((

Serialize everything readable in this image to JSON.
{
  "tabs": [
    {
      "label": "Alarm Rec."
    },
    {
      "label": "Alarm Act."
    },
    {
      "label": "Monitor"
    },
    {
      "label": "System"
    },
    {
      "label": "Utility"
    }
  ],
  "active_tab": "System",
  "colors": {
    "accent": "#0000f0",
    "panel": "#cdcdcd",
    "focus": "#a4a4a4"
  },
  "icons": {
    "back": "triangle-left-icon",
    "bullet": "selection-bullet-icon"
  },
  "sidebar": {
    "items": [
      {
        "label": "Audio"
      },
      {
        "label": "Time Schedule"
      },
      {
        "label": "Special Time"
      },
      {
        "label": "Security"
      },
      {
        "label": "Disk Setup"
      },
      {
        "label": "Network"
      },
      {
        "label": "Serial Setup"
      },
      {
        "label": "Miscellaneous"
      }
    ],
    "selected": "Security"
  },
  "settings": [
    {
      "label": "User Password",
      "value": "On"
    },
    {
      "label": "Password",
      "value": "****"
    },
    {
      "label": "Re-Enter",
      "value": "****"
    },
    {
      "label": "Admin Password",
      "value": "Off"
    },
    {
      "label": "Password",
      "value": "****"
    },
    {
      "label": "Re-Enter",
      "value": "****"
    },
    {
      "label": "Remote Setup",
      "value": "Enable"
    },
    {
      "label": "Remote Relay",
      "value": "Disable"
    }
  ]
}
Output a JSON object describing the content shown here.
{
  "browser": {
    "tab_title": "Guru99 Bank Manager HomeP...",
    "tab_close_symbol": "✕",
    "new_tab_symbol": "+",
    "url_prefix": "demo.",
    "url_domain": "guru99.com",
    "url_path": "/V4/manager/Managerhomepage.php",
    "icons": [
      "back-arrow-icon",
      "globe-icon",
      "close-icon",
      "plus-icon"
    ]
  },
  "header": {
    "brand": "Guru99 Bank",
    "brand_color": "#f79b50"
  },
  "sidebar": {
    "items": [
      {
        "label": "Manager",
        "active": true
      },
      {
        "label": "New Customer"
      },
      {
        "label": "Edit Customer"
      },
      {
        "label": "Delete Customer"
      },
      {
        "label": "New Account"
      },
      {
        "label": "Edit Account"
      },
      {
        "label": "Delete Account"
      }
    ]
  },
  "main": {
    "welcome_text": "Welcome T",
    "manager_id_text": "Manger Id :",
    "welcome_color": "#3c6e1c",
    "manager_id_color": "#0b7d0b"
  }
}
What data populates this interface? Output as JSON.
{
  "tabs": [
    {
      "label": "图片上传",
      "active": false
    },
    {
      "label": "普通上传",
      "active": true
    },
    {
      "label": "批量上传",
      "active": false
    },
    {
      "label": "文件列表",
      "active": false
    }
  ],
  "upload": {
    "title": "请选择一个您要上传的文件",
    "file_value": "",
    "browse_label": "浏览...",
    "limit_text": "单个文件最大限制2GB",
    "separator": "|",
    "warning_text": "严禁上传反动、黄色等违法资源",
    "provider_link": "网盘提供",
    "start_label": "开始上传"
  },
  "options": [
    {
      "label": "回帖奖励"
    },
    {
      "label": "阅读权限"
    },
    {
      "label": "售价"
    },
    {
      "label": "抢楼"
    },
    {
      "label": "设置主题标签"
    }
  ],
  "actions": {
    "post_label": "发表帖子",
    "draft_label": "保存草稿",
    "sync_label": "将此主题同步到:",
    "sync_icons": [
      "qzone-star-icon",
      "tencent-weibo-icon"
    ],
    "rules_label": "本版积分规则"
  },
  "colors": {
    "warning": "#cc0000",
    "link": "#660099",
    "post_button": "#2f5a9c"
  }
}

))

● What is expected:
Word for word, restate all of the data shown above.

● Written reply:
Serialize everything readable in this image to JSON.
{
  "tabs": [
    {
      "label": "Alarm Rec."
    },
    {
      "label": "Alarm Act."
    },
    {
      "label": "Monitor"
    },
    {
      "label": "System"
    },
    {
      "label": "Utility"
    }
  ],
  "active_tab": "System",
  "colors": {
    "accent": "#0000f0",
    "panel": "#cdcdcd",
    "focus": "#a4a4a4"
  },
  "icons": {
    "back": "triangle-left-icon",
    "bullet": "selection-bullet-icon"
  },
  "sidebar": {
    "items": [
      {
        "label": "Audio"
      },
      {
        "label": "Time Schedule"
      },
      {
        "label": "Special Time"
      },
      {
        "label": "Security"
      },
      {
        "label": "Disk Setup"
      },
      {
        "label": "Network"
      },
      {
        "label": "Serial Setup"
      },
      {
        "label": "Miscellaneous"
      }
    ],
    "selected": "Security"
  },
  "settings": [
    {
      "label": "User Password",
      "value": "On"
    },
    {
      "label": "Password",
      "value": "****"
    },
    {
      "label": "Re-Enter",
      "value": "****"
    },
    {
      "label": "Admin Password",
      "value": "Off"
    },
    {
      "label": "Password",
      "value": "****"
    },
    {
      "label": "Re-Enter",
      "value": "****"
    },
    {
      "label": "Remote Setup",
      "value": "Enable"
    },
    {
      "label": "Remote Relay",
      "value": "Disable"
    }
  ]
}
Output a JSON object describing the content shown here.
{
  "browser": {
    "tab_title": "Guru99 Bank Manager HomeP...",
    "tab_close_symbol": "✕",
    "new_tab_symbol": "+",
    "url_prefix": "demo.",
    "url_domain": "guru99.com",
    "url_path": "/V4/manager/Managerhomepage.php",
    "icons": [
      "back-arrow-icon",
      "globe-icon",
      "close-icon",
      "plus-icon"
    ]
  },
  "header": {
    "brand": "Guru99 Bank",
    "brand_color": "#f79b50"
  },
  "sidebar": {
    "items": [
      {
        "label": "Manager",
        "active": true
      },
      {
        "label": "New Customer"
      },
      {
        "label": "Edit Customer"
      },
      {
        "label": "Delete Customer"
      },
      {
        "label": "New Account"
      },
      {
        "label": "Edit Account"
      },
      {
        "label": "Delete Account"
      }
    ]
  },
  "main": {
    "welcome_text": "Welcome T",
    "manager_id_text": "Manger Id :",
    "welcome_color": "#3c6e1c",
    "manager_id_color": "#0b7d0b"
  }
}
What data populates this interface? Output as JSON.
{
  "tabs": [
    {
      "label": "图片上传",
      "active": false
    },
    {
      "label": "普通上传",
      "active": true
    },
    {
      "label": "批量上传",
      "active": false
    },
    {
      "label": "文件列表",
      "active": false
    }
  ],
  "upload": {
    "title": "请选择一个您要上传的文件",
    "file_value": "",
    "browse_label": "浏览...",
    "limit_text": "单个文件最大限制2GB",
    "separator": "|",
    "warning_text": "严禁上传反动、黄色等违法资源",
    "provider_link": "网盘提供",
    "start_label": "开始上传"
  },
  "options": [
    {
      "label": "回帖奖励"
    },
    {
      "label": "阅读权限"
    },
    {
      "label": "售价"
    },
    {
      "label": "抢楼"
    },
    {
      "label": "设置主题标签"
    }
  ],
  "actions": {
    "post_label": "发表帖子",
    "draft_label": "保存草稿",
    "sync_label": "将此主题同步到:",
    "sync_icons": [
      "qzone-star-icon",
      "tencent-weibo-icon"
    ],
    "rules_label": "本版积分规则"
  },
  "colors": {
    "warning": "#cc0000",
    "link": "#660099",
    "post_button": "#2f5a9c"
  }
}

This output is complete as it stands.